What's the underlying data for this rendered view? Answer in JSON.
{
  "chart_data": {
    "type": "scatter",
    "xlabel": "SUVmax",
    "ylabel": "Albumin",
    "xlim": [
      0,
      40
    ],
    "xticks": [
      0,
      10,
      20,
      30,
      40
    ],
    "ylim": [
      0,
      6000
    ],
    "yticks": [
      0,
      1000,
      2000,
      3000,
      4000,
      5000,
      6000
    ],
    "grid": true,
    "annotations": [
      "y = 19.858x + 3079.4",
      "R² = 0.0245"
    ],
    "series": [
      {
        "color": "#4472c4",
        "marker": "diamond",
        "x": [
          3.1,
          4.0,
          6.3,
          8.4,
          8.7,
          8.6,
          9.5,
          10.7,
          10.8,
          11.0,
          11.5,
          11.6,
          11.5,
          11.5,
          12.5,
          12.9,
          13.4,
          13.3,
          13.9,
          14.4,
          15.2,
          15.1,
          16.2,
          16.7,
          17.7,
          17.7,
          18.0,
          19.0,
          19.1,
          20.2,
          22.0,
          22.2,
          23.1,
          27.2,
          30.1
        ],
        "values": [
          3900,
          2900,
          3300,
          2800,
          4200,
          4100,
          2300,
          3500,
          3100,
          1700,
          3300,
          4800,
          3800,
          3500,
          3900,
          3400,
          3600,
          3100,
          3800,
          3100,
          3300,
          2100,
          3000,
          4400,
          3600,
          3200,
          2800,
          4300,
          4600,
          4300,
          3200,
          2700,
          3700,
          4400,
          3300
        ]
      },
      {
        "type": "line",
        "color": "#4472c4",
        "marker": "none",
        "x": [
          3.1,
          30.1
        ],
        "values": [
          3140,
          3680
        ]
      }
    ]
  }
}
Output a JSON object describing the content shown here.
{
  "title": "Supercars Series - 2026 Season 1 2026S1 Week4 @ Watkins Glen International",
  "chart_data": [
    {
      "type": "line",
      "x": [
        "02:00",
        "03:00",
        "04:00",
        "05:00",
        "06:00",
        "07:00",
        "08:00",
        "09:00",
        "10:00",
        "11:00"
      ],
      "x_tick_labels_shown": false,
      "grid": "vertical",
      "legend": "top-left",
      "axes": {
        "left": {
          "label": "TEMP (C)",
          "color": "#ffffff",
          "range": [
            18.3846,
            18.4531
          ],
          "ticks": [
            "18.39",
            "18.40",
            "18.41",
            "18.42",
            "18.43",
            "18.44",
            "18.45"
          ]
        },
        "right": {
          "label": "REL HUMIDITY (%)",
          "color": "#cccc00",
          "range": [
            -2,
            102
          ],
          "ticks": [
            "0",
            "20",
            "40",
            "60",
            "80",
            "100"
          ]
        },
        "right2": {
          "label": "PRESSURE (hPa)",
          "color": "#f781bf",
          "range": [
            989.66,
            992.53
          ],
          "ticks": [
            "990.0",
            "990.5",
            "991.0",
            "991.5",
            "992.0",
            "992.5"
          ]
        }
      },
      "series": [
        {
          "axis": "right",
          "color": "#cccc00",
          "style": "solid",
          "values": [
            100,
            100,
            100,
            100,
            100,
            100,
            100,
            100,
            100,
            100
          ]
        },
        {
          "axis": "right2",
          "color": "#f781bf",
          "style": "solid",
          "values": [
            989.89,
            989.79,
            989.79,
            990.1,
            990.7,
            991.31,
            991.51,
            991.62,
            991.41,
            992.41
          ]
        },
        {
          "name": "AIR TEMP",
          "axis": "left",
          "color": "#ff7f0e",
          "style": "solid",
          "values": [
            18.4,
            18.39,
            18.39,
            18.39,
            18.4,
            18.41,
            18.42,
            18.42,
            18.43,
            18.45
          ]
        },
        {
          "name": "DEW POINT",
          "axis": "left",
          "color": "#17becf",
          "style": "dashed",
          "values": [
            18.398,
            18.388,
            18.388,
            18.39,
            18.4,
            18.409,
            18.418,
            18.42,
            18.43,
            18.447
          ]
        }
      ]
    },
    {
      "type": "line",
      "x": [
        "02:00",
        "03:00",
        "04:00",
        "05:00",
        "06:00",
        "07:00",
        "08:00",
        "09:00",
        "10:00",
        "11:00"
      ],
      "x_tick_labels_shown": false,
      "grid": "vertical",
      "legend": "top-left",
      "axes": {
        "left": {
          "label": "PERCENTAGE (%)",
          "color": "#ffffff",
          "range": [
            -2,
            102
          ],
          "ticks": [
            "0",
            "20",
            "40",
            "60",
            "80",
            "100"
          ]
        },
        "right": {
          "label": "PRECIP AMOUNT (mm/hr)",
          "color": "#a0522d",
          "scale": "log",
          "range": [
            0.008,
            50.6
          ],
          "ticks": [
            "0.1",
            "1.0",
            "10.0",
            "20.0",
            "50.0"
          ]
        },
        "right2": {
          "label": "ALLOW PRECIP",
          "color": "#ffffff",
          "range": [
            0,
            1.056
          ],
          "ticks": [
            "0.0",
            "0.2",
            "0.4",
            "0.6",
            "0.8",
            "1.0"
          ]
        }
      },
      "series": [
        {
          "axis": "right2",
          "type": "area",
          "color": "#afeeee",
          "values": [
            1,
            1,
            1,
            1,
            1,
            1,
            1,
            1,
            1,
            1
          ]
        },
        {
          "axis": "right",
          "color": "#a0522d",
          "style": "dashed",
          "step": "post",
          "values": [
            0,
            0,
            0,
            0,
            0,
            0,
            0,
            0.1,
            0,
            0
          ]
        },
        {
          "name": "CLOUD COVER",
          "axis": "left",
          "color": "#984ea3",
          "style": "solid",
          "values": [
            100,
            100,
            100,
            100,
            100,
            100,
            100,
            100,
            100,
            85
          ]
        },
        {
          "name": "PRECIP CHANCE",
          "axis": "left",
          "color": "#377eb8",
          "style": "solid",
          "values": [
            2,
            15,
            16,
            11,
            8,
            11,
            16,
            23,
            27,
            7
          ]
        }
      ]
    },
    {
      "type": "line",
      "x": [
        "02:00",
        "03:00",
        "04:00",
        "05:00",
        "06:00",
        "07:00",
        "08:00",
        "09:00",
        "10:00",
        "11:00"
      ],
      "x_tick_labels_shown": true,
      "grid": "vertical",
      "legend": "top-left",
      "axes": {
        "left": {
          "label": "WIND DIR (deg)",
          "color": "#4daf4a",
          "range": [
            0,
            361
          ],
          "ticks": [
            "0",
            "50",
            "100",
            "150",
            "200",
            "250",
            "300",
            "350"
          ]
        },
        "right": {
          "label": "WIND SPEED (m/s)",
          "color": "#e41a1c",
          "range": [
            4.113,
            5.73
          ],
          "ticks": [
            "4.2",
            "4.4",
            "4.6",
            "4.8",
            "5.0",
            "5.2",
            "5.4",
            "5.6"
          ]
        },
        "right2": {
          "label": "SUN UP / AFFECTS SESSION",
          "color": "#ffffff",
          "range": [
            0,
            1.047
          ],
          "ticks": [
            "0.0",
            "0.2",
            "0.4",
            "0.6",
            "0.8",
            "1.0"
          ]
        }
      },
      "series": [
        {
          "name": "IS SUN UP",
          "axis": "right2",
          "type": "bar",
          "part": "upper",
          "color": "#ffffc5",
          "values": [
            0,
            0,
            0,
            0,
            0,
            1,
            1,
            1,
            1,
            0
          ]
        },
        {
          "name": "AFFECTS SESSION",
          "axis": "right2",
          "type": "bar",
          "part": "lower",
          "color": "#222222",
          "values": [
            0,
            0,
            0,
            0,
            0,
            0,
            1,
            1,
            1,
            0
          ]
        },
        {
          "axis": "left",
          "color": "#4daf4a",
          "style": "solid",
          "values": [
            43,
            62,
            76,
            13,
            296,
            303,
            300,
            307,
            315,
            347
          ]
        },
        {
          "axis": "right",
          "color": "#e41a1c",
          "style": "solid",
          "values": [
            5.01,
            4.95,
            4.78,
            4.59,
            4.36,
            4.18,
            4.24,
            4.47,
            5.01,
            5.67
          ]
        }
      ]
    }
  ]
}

** DIRECTION **
Find the lines containing "WIND" and list every one of them.

** ANSWER IN FULL **
          "label": "WIND DIR (deg)",
          "label": "WIND SPEED (m/s)",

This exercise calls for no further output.